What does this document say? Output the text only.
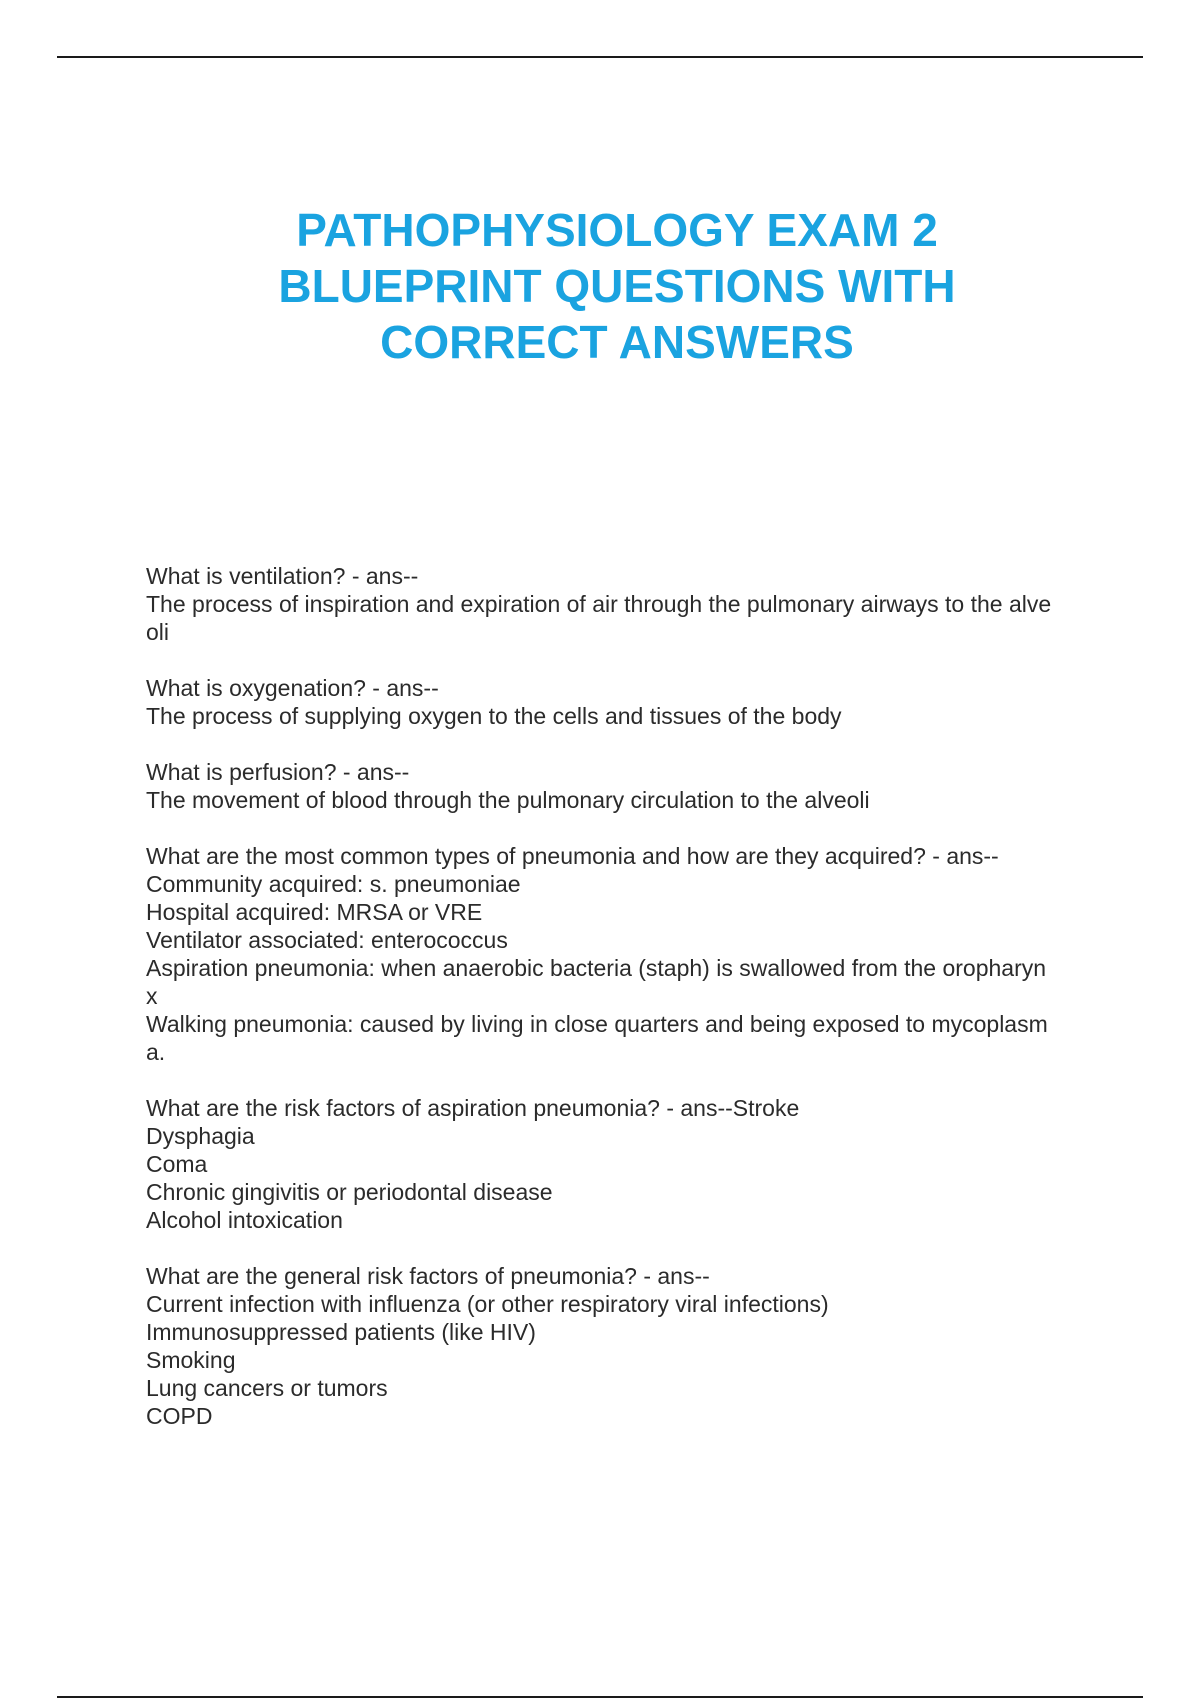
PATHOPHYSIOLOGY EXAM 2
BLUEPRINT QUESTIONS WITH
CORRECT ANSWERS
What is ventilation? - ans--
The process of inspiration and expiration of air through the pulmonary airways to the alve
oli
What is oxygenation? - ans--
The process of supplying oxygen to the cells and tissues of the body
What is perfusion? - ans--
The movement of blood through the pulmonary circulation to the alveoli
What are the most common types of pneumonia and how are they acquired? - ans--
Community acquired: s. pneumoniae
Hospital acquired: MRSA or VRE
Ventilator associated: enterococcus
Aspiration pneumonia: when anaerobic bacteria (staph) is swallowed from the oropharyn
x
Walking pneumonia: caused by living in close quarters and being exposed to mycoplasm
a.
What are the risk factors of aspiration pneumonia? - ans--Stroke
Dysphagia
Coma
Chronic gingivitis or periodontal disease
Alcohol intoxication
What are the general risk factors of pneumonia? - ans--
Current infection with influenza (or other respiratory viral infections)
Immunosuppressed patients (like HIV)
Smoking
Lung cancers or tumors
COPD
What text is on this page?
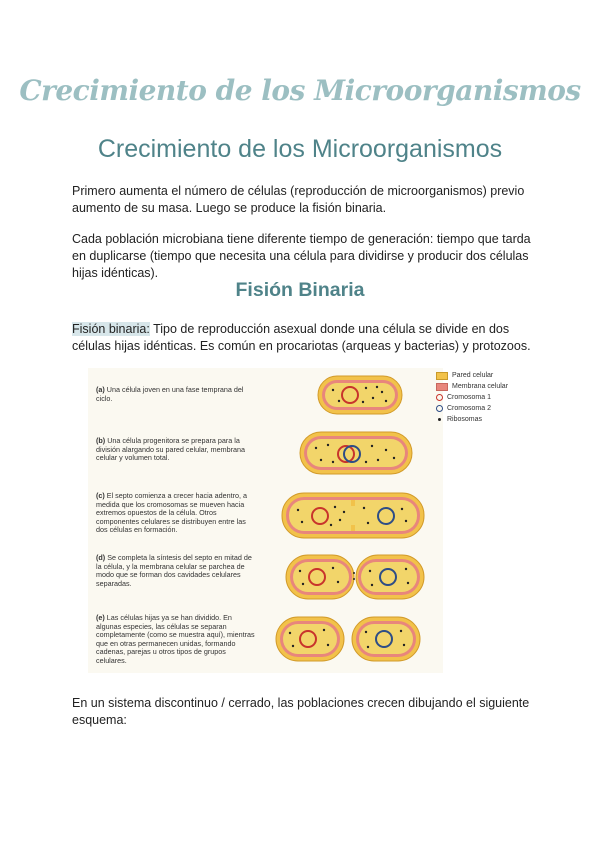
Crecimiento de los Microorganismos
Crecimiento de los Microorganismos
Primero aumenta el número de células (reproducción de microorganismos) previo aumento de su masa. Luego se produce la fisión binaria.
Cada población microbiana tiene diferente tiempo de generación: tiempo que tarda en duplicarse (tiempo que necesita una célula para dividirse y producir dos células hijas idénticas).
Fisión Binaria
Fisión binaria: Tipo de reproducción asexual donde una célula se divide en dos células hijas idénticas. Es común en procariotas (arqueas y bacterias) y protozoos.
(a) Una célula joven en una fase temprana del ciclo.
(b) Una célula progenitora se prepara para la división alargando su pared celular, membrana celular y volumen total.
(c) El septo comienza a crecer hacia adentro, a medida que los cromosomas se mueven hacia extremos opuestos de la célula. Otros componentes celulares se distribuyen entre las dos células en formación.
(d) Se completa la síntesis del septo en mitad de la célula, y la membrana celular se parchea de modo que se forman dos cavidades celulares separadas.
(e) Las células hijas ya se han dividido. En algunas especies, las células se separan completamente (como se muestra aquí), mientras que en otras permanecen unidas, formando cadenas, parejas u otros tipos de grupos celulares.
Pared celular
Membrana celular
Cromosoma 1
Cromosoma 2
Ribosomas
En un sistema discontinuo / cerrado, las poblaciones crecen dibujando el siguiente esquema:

· · ·

**WHAT THE TASK ASKS**: Filter this listing and copy only the lines holding the word "risk".

**SOLUTION TO THE PROBLEM**:
What are the risk factors of aspiration pneumonia? - ans--Stroke
What are the general risk factors of pneumonia? - ans--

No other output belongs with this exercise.